Exercise task
Each line below should be quoted exactly, please.

-- BEGIN Record excerpts --

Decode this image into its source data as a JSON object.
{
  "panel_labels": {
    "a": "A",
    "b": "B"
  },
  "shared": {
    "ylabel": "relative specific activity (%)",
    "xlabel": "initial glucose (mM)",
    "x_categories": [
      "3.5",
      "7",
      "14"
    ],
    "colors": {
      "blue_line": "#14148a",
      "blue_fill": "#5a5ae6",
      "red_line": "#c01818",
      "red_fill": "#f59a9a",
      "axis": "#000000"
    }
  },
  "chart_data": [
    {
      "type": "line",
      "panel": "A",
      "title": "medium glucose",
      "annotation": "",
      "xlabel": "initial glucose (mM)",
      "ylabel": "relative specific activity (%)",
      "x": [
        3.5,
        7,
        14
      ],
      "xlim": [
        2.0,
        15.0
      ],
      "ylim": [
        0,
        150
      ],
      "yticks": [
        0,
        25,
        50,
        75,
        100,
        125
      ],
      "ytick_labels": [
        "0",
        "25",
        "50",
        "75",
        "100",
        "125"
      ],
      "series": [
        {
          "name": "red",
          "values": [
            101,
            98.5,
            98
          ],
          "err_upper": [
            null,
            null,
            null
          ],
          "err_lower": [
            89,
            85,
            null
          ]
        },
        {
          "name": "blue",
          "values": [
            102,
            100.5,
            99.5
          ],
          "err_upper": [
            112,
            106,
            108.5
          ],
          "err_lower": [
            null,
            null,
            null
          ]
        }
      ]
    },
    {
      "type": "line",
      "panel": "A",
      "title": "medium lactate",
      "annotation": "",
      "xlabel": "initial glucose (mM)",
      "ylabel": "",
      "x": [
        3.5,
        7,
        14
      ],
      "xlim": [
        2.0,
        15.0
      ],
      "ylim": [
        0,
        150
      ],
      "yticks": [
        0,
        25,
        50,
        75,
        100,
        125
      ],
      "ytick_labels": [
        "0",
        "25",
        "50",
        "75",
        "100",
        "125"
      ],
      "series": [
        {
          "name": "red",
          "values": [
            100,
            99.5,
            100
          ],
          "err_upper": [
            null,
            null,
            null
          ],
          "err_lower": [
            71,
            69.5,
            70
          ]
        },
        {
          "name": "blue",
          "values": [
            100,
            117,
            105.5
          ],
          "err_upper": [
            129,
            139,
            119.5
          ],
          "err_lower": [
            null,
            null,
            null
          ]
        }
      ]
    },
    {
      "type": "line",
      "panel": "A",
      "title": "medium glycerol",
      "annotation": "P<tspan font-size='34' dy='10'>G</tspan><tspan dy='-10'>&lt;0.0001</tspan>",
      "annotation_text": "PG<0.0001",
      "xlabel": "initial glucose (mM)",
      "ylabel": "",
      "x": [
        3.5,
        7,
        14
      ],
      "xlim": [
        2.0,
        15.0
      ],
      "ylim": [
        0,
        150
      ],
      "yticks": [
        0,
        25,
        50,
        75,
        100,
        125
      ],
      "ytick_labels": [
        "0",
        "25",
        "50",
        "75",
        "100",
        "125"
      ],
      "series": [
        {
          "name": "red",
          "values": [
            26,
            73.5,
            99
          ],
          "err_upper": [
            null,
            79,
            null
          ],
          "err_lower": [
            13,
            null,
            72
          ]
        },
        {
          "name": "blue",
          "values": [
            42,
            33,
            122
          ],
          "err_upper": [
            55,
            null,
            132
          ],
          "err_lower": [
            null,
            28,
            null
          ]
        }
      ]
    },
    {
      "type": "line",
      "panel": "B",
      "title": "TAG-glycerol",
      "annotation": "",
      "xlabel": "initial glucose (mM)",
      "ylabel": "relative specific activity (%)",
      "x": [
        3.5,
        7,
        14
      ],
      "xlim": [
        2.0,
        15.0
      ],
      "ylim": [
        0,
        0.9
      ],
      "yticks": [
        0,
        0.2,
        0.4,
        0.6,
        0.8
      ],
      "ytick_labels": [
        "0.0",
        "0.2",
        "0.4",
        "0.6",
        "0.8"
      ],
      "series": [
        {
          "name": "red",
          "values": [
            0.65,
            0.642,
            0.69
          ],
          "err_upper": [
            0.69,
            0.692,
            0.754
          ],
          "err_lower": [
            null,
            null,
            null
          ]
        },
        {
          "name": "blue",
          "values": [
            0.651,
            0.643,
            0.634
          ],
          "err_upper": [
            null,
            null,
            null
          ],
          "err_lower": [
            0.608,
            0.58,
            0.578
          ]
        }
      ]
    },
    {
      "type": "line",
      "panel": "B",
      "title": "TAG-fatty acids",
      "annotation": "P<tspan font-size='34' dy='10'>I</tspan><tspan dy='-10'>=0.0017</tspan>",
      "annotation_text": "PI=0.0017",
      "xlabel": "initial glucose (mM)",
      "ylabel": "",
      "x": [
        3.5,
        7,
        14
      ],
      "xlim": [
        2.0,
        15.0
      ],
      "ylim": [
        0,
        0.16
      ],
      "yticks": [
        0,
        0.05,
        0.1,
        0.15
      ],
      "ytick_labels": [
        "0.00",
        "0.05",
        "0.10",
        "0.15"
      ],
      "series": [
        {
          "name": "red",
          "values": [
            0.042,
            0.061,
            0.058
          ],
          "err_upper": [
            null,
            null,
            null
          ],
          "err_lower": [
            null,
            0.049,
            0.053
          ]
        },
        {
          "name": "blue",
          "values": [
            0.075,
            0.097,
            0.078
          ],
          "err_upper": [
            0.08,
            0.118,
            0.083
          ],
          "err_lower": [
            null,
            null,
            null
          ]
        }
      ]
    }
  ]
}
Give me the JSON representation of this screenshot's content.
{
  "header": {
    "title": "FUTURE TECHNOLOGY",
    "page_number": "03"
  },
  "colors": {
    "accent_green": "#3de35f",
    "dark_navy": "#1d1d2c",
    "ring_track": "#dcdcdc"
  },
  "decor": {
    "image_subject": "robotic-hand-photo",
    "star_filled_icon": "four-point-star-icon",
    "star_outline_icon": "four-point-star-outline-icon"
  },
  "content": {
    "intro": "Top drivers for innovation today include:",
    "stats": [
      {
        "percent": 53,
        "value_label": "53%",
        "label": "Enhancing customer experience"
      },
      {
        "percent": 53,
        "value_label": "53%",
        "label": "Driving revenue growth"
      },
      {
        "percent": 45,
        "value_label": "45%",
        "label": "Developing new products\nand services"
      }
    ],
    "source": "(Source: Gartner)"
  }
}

-- END Record excerpts --

Result of this task
Decode this image into its source data as a JSON object.
{
  "panel_labels": {
    "a": "A",
    "b": "B"
  },
  "shared": {
    "ylabel": "relative specific activity (%)",
    "xlabel": "initial glucose (mM)",
    "x_categories": [
      "3.5",
      "7",
      "14"
    ],
    "colors": {
      "blue_line": "#14148a",
      "blue_fill": "#5a5ae6",
      "red_line": "#c01818",
      "red_fill": "#f59a9a",
      "axis": "#000000"
    }
  },
  "chart_data": [
    {
      "type": "line",
      "panel": "A",
      "title": "medium glucose",
      "annotation": "",
      "xlabel": "initial glucose (mM)",
      "ylabel": "relative specific activity (%)",
      "x": [
        3.5,
        7,
        14
      ],
      "xlim": [
        2.0,
        15.0
      ],
      "ylim": [
        0,
        150
      ],
      "yticks": [
        0,
        25,
        50,
        75,
        100,
        125
      ],
      "ytick_labels": [
        "0",
        "25",
        "50",
        "75",
        "100",
        "125"
      ],
      "series": [
        {
          "name": "red",
          "values": [
            101,
            98.5,
            98
          ],
          "err_upper": [
            null,
            null,
            null
          ],
          "err_lower": [
            89,
            85,
            null
          ]
        },
        {
          "name": "blue",
          "values": [
            102,
            100.5,
            99.5
          ],
          "err_upper": [
            112,
            106,
            108.5
          ],
          "err_lower": [
            null,
            null,
            null
          ]
        }
      ]
    },
    {
      "type": "line",
      "panel": "A",
      "title": "medium lactate",
      "annotation": "",
      "xlabel": "initial glucose (mM)",
      "ylabel": "",
      "x": [
        3.5,
        7,
        14
      ],
      "xlim": [
        2.0,
        15.0
      ],
      "ylim": [
        0,
        150
      ],
      "yticks": [
        0,
        25,
        50,
        75,
        100,
        125
      ],
      "ytick_labels": [
        "0",
        "25",
        "50",
        "75",
        "100",
        "125"
      ],
      "series": [
        {
          "name": "red",
          "values": [
            100,
            99.5,
            100
          ],
          "err_upper": [
            null,
            null,
            null
          ],
          "err_lower": [
            71,
            69.5,
            70
          ]
        },
        {
          "name": "blue",
          "values": [
            100,
            117,
            105.5
          ],
          "err_upper": [
            129,
            139,
            119.5
          ],
          "err_lower": [
            null,
            null,
            null
          ]
        }
      ]
    },
    {
      "type": "line",
      "panel": "A",
      "title": "medium glycerol",
      "annotation": "P<tspan font-size='34' dy='10'>G</tspan><tspan dy='-10'>&lt;0.0001</tspan>",
      "annotation_text": "PG<0.0001",
      "xlabel": "initial glucose (mM)",
      "ylabel": "",
      "x": [
        3.5,
        7,
        14
      ],
      "xlim": [
        2.0,
        15.0
      ],
      "ylim": [
        0,
        150
      ],
      "yticks": [
        0,
        25,
        50,
        75,
        100,
        125
      ],
      "ytick_labels": [
        "0",
        "25",
        "50",
        "75",
        "100",
        "125"
      ],
      "series": [
        {
          "name": "red",
          "values": [
            26,
            73.5,
            99
          ],
          "err_upper": [
            null,
            79,
            null
          ],
          "err_lower": [
            13,
            null,
            72
          ]
        },
        {
          "name": "blue",
          "values": [
            42,
            33,
            122
          ],
          "err_upper": [
            55,
            null,
            132
          ],
          "err_lower": [
            null,
            28,
            null
          ]
        }
      ]
    },
    {
      "type": "line",
      "panel": "B",
      "title": "TAG-glycerol",
      "annotation": "",
      "xlabel": "initial glucose (mM)",
      "ylabel": "relative specific activity (%)",
      "x": [
        3.5,
        7,
        14
      ],
      "xlim": [
        2.0,
        15.0
      ],
      "ylim": [
        0,
        0.9
      ],
      "yticks": [
        0,
        0.2,
        0.4,
        0.6,
        0.8
      ],
      "ytick_labels": [
        "0.0",
        "0.2",
        "0.4",
        "0.6",
        "0.8"
      ],
      "series": [
        {
          "name": "red",
          "values": [
            0.65,
            0.642,
            0.69
          ],
          "err_upper": [
            0.69,
            0.692,
            0.754
          ],
          "err_lower": [
            null,
            null,
            null
          ]
        },
        {
          "name": "blue",
          "values": [
            0.651,
            0.643,
            0.634
          ],
          "err_upper": [
            null,
            null,
            null
          ],
          "err_lower": [
            0.608,
            0.58,
            0.578
          ]
        }
      ]
    },
    {
      "type": "line",
      "panel": "B",
      "title": "TAG-fatty acids",
      "annotation": "P<tspan font-size='34' dy='10'>I</tspan><tspan dy='-10'>=0.0017</tspan>",
      "annotation_text": "PI=0.0017",
      "xlabel": "initial glucose (mM)",
      "ylabel": "",
      "x": [
        3.5,
        7,
        14
      ],
      "xlim": [
        2.0,
        15.0
      ],
      "ylim": [
        0,
        0.16
      ],
      "yticks": [
        0,
        0.05,
        0.1,
        0.15
      ],
      "ytick_labels": [
        "0.00",
        "0.05",
        "0.10",
        "0.15"
      ],
      "series": [
        {
          "name": "red",
          "values": [
            0.042,
            0.061,
            0.058
          ],
          "err_upper": [
            null,
            null,
            null
          ],
          "err_lower": [
            null,
            0.049,
            0.053
          ]
        },
        {
          "name": "blue",
          "values": [
            0.075,
            0.097,
            0.078
          ],
          "err_upper": [
            0.08,
            0.118,
            0.083
          ],
          "err_lower": [
            null,
            null,
            null
          ]
        }
      ]
    }
  ]
}
Give me the JSON representation of this screenshot's content.
{
  "header": {
    "title": "FUTURE TECHNOLOGY",
    "page_number": "03"
  },
  "colors": {
    "accent_green": "#3de35f",
    "dark_navy": "#1d1d2c",
    "ring_track": "#dcdcdc"
  },
  "decor": {
    "image_subject": "robotic-hand-photo",
    "star_filled_icon": "four-point-star-icon",
    "star_outline_icon": "four-point-star-outline-icon"
  },
  "content": {
    "intro": "Top drivers for innovation today include:",
    "stats": [
      {
        "percent": 53,
        "value_label": "53%",
        "label": "Enhancing customer experience"
      },
      {
        "percent": 53,
        "value_label": "53%",
        "label": "Driving revenue growth"
      },
      {
        "percent": 45,
        "value_label": "45%",
        "label": "Developing new products\nand services"
      }
    ],
    "source": "(Source: Gartner)"
  }
}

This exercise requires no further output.